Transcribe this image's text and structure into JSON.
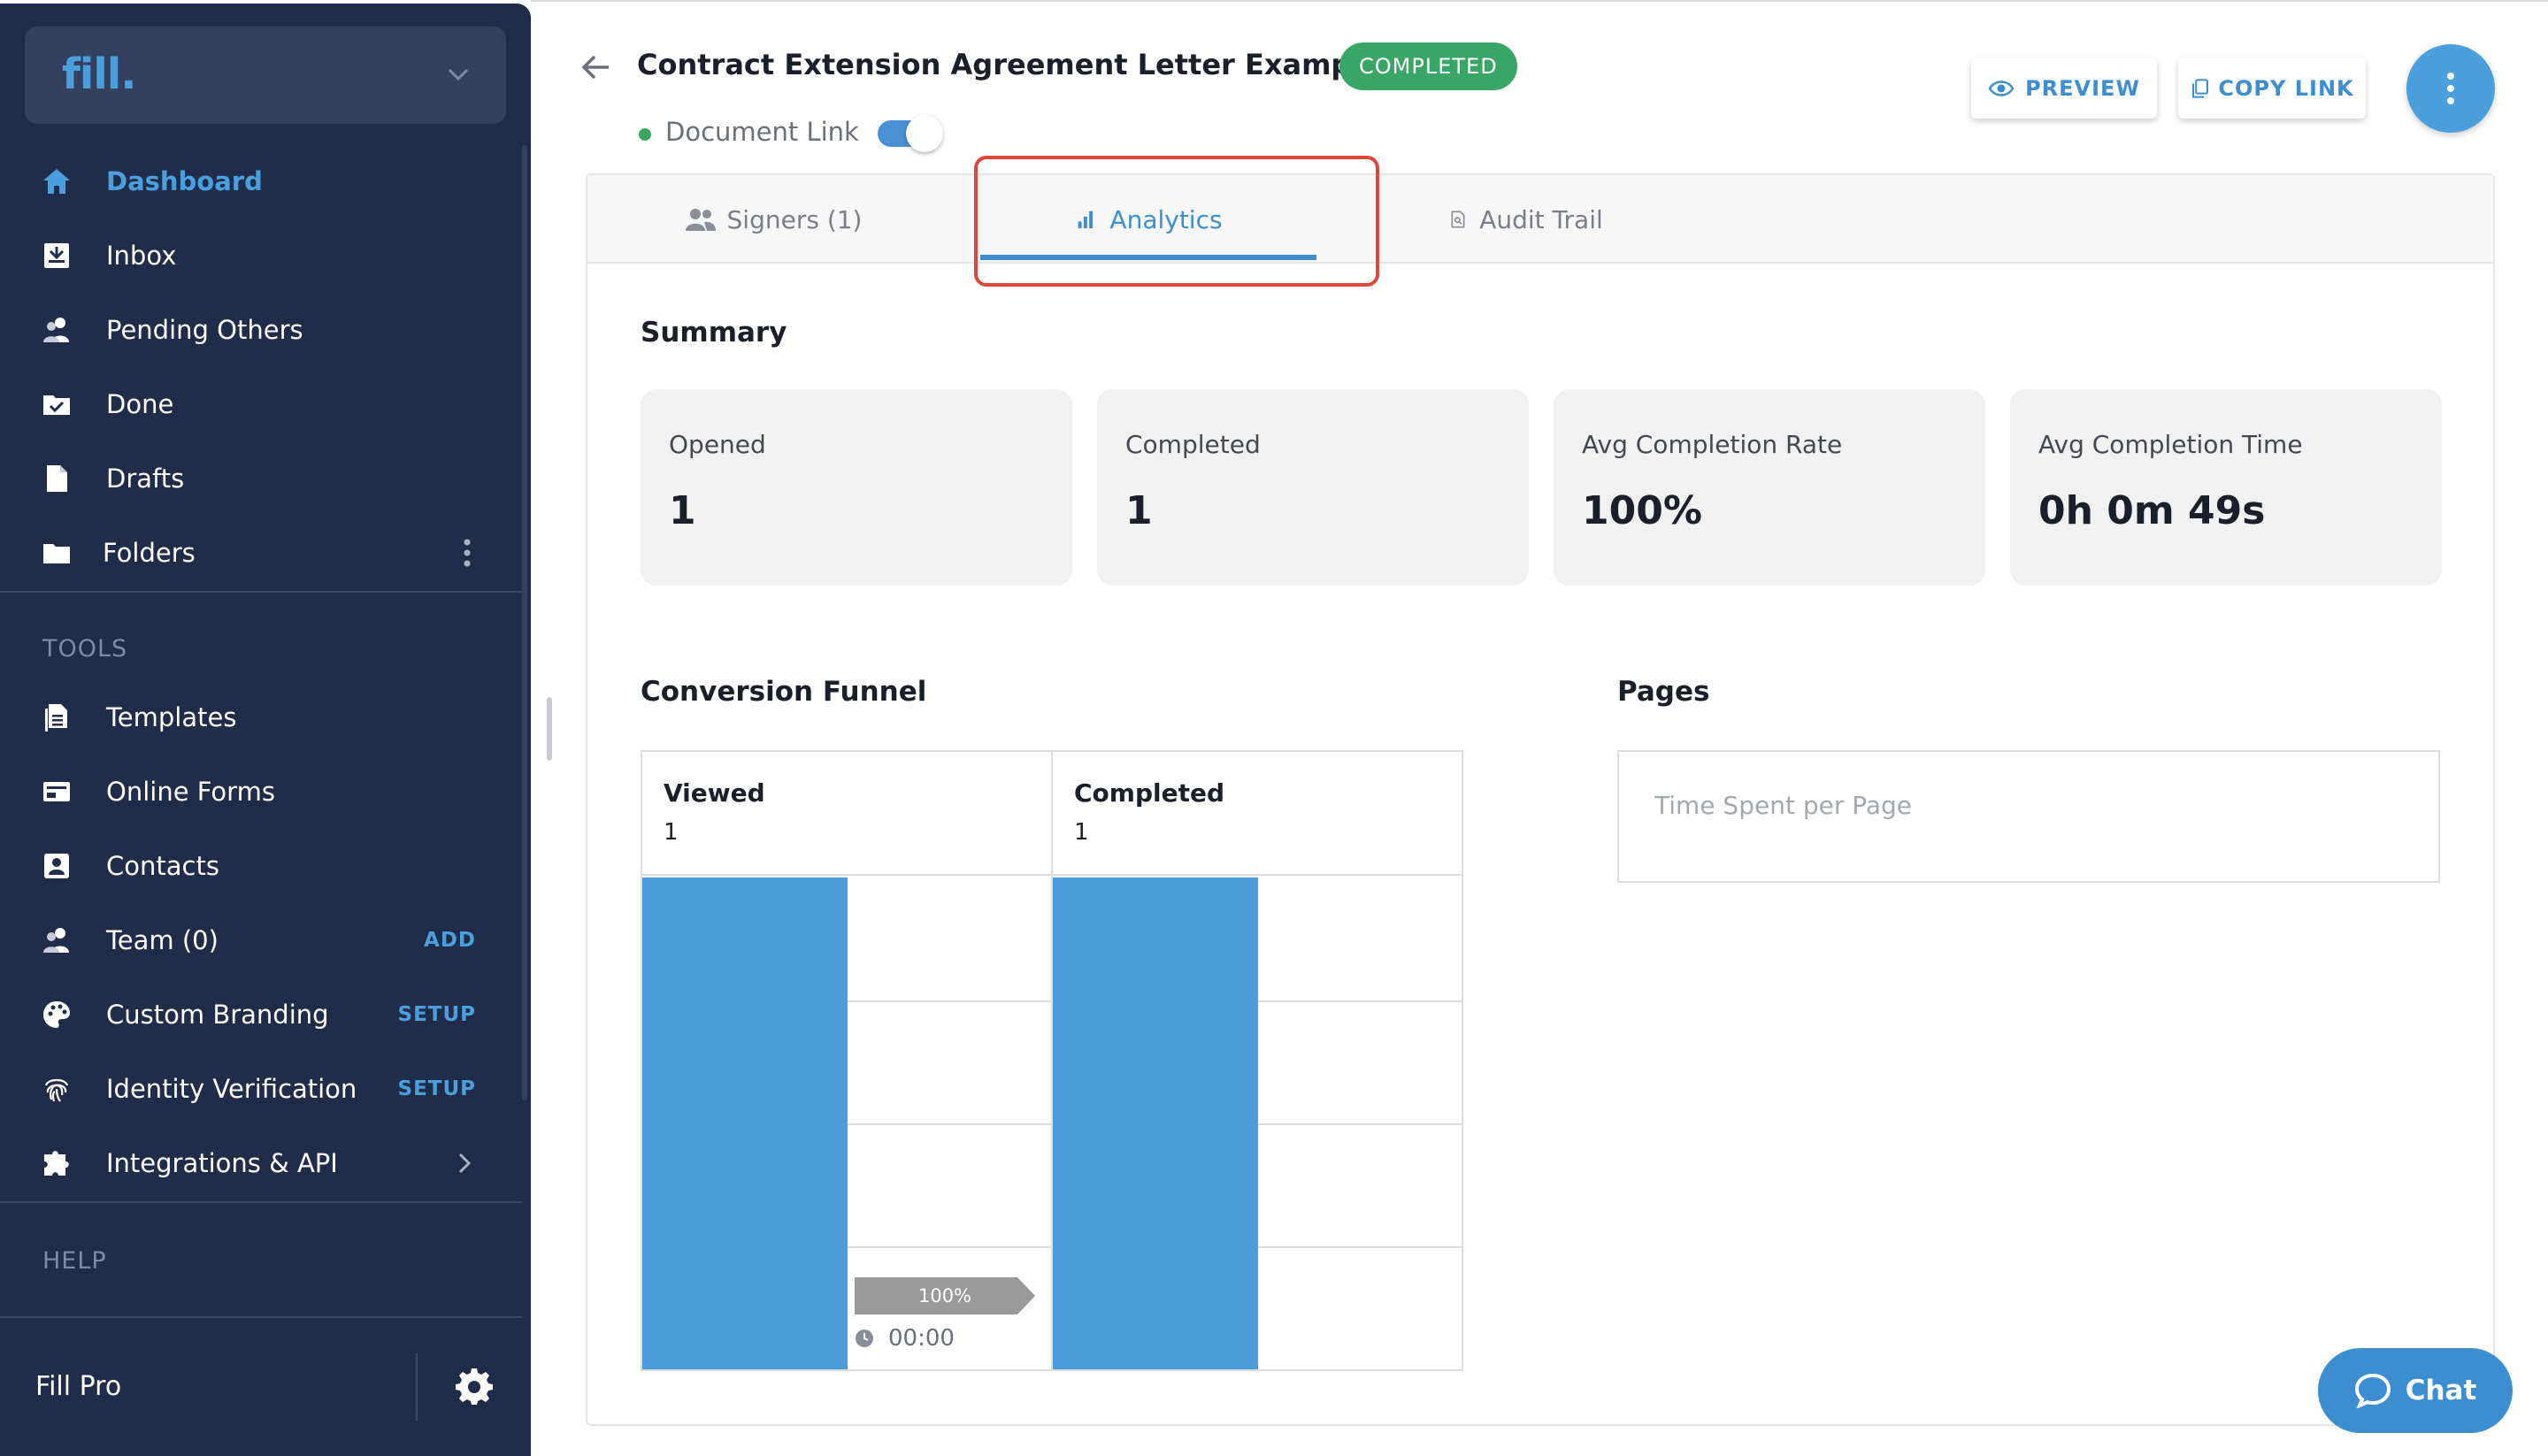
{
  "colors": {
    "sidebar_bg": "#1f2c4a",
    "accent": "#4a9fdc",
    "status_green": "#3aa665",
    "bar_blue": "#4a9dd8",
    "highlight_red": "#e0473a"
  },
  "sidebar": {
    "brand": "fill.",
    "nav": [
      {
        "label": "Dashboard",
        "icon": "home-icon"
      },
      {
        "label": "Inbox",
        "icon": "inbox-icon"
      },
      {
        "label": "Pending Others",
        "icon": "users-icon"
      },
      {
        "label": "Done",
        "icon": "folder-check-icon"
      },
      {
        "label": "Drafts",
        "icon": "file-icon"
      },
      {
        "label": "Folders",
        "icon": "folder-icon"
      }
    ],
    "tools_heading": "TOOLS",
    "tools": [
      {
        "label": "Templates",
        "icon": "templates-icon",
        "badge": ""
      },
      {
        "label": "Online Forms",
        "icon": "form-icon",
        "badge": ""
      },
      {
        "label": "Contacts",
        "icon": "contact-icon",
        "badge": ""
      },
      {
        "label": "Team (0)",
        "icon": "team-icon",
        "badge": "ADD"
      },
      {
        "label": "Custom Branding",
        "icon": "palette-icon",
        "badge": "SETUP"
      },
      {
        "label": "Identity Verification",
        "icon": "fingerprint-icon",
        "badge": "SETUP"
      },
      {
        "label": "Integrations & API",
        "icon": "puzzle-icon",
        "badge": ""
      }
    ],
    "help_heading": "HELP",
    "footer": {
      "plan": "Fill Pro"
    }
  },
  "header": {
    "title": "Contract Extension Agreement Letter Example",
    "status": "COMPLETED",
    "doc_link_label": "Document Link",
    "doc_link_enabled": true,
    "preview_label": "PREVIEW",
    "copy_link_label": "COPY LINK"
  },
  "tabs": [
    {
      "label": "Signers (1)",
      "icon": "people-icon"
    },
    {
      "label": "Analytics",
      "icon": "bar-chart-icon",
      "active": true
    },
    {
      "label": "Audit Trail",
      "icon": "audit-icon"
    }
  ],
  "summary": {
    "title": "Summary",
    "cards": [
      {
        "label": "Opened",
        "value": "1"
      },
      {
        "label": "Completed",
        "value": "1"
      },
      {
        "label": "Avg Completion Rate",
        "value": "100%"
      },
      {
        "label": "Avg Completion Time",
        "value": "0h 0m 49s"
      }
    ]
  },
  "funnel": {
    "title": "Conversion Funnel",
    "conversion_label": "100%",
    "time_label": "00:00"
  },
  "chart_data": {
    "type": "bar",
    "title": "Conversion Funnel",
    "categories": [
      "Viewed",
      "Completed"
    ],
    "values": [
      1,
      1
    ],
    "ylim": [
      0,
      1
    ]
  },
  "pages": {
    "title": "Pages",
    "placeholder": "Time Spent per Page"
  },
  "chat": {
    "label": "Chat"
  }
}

◇ ◇ ◇

Task brief ▸
Give every line back word for word and leave the pictures out.

Answer to the problem ▸
Transcribe this image's text and structure into JSON.
{
  "colors": {
    "sidebar_bg": "#1f2c4a",
    "accent": "#4a9fdc",
    "status_green": "#3aa665",
    "bar_blue": "#4a9dd8",
    "highlight_red": "#e0473a"
  },
  "sidebar": {
    "brand": "fill.",
    "nav": [
      {
        "label": "Dashboard",
        "icon": "home-icon"
      },
      {
        "label": "Inbox",
        "icon": "inbox-icon"
      },
      {
        "label": "Pending Others",
        "icon": "users-icon"
      },
      {
        "label": "Done",
        "icon": "folder-check-icon"
      },
      {
        "label": "Drafts",
        "icon": "file-icon"
      },
      {
        "label": "Folders",
        "icon": "folder-icon"
      }
    ],
    "tools_heading": "TOOLS",
    "tools": [
      {
        "label": "Templates",
        "icon": "templates-icon",
        "badge": ""
      },
      {
        "label": "Online Forms",
        "icon": "form-icon",
        "badge": ""
      },
      {
        "label": "Contacts",
        "icon": "contact-icon",
        "badge": ""
      },
      {
        "label": "Team (0)",
        "icon": "team-icon",
        "badge": "ADD"
      },
      {
        "label": "Custom Branding",
        "icon": "palette-icon",
        "badge": "SETUP"
      },
      {
        "label": "Identity Verification",
        "icon": "fingerprint-icon",
        "badge": "SETUP"
      },
      {
        "label": "Integrations & API",
        "icon": "puzzle-icon",
        "badge": ""
      }
    ],
    "help_heading": "HELP",
    "footer": {
      "plan": "Fill Pro"
    }
  },
  "header": {
    "title": "Contract Extension Agreement Letter Example",
    "status": "COMPLETED",
    "doc_link_label": "Document Link",
    "doc_link_enabled": true,
    "preview_label": "PREVIEW",
    "copy_link_label": "COPY LINK"
  },
  "tabs": [
    {
      "label": "Signers (1)",
      "icon": "people-icon"
    },
    {
      "label": "Analytics",
      "icon": "bar-chart-icon",
      "active": true
    },
    {
      "label": "Audit Trail",
      "icon": "audit-icon"
    }
  ],
  "summary": {
    "title": "Summary",
    "cards": [
      {
        "label": "Opened",
        "value": "1"
      },
      {
        "label": "Completed",
        "value": "1"
      },
      {
        "label": "Avg Completion Rate",
        "value": "100%"
      },
      {
        "label": "Avg Completion Time",
        "value": "0h 0m 49s"
      }
    ]
  },
  "funnel": {
    "title": "Conversion Funnel",
    "conversion_label": "100%",
    "time_label": "00:00"
  },
  "chart_data": {
    "type": "bar",
    "title": "Conversion Funnel",
    "categories": [
      "Viewed",
      "Completed"
    ],
    "values": [
      1,
      1
    ],
    "ylim": [
      0,
      1
    ]
  },
  "pages": {
    "title": "Pages",
    "placeholder": "Time Spent per Page"
  },
  "chat": {
    "label": "Chat"
  }
}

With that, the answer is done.